JOB: Using the material below, copy every line where "color" appears.

DATASET:

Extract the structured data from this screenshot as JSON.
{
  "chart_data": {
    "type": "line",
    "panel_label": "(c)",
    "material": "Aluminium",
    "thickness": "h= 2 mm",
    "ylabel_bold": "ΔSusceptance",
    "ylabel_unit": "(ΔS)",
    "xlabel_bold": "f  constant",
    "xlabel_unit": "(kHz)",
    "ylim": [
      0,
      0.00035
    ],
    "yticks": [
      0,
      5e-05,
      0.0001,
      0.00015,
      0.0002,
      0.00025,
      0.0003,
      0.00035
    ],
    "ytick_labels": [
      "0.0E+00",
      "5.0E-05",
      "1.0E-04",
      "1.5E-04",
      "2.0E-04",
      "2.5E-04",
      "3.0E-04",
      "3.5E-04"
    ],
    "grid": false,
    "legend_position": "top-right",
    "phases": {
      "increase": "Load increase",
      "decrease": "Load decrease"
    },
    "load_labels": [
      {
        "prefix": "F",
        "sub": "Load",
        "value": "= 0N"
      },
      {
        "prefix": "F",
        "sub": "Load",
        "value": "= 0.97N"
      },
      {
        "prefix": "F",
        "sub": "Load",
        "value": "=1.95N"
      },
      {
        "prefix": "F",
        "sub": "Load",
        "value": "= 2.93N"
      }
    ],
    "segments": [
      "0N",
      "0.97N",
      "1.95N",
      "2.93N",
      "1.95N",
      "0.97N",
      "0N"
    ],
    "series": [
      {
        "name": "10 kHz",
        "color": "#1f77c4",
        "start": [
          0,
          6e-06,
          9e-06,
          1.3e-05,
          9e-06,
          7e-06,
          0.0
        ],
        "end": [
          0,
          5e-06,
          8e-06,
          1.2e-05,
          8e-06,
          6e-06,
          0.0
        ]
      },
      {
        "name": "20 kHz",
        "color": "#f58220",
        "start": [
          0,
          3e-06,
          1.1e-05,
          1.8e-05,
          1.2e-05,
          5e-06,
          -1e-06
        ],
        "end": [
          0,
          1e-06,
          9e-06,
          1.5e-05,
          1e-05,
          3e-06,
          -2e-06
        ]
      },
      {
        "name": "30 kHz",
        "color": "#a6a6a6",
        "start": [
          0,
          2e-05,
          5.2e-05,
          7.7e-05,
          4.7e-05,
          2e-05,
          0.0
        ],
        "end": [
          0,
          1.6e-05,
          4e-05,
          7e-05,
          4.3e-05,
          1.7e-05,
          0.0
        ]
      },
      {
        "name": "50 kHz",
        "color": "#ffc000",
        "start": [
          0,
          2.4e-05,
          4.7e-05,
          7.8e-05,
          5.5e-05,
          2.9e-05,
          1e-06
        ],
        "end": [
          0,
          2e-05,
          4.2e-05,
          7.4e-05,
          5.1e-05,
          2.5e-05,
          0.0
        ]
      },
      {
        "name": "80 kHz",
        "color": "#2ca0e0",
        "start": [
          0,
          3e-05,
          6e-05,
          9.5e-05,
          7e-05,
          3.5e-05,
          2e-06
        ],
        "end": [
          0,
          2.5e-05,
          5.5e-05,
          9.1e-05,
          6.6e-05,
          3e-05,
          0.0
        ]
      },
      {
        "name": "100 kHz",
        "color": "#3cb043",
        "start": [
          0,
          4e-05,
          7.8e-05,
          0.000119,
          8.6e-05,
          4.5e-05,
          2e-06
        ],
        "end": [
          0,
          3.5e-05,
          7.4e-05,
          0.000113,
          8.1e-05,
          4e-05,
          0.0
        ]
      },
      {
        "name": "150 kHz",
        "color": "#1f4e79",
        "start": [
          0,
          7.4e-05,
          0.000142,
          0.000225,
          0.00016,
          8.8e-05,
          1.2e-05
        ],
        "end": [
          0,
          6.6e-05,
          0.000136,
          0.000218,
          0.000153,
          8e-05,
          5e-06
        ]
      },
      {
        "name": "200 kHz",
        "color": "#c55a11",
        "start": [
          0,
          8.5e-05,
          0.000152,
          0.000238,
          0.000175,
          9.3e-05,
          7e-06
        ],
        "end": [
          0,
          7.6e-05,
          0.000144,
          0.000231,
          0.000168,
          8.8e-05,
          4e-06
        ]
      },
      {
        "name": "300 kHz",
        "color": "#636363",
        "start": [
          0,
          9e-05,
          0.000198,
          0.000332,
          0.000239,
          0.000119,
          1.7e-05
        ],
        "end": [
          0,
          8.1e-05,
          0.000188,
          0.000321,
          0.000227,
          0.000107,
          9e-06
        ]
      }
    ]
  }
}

TASK RESULT:
        "color": "#1f77c4",
        "color": "#f58220",
        "color": "#a6a6a6",
        "color": "#ffc000",
        "color": "#2ca0e0",
        "color": "#3cb043",
        "color": "#1f4e79",
        "color": "#c55a11",
        "color": "#636363",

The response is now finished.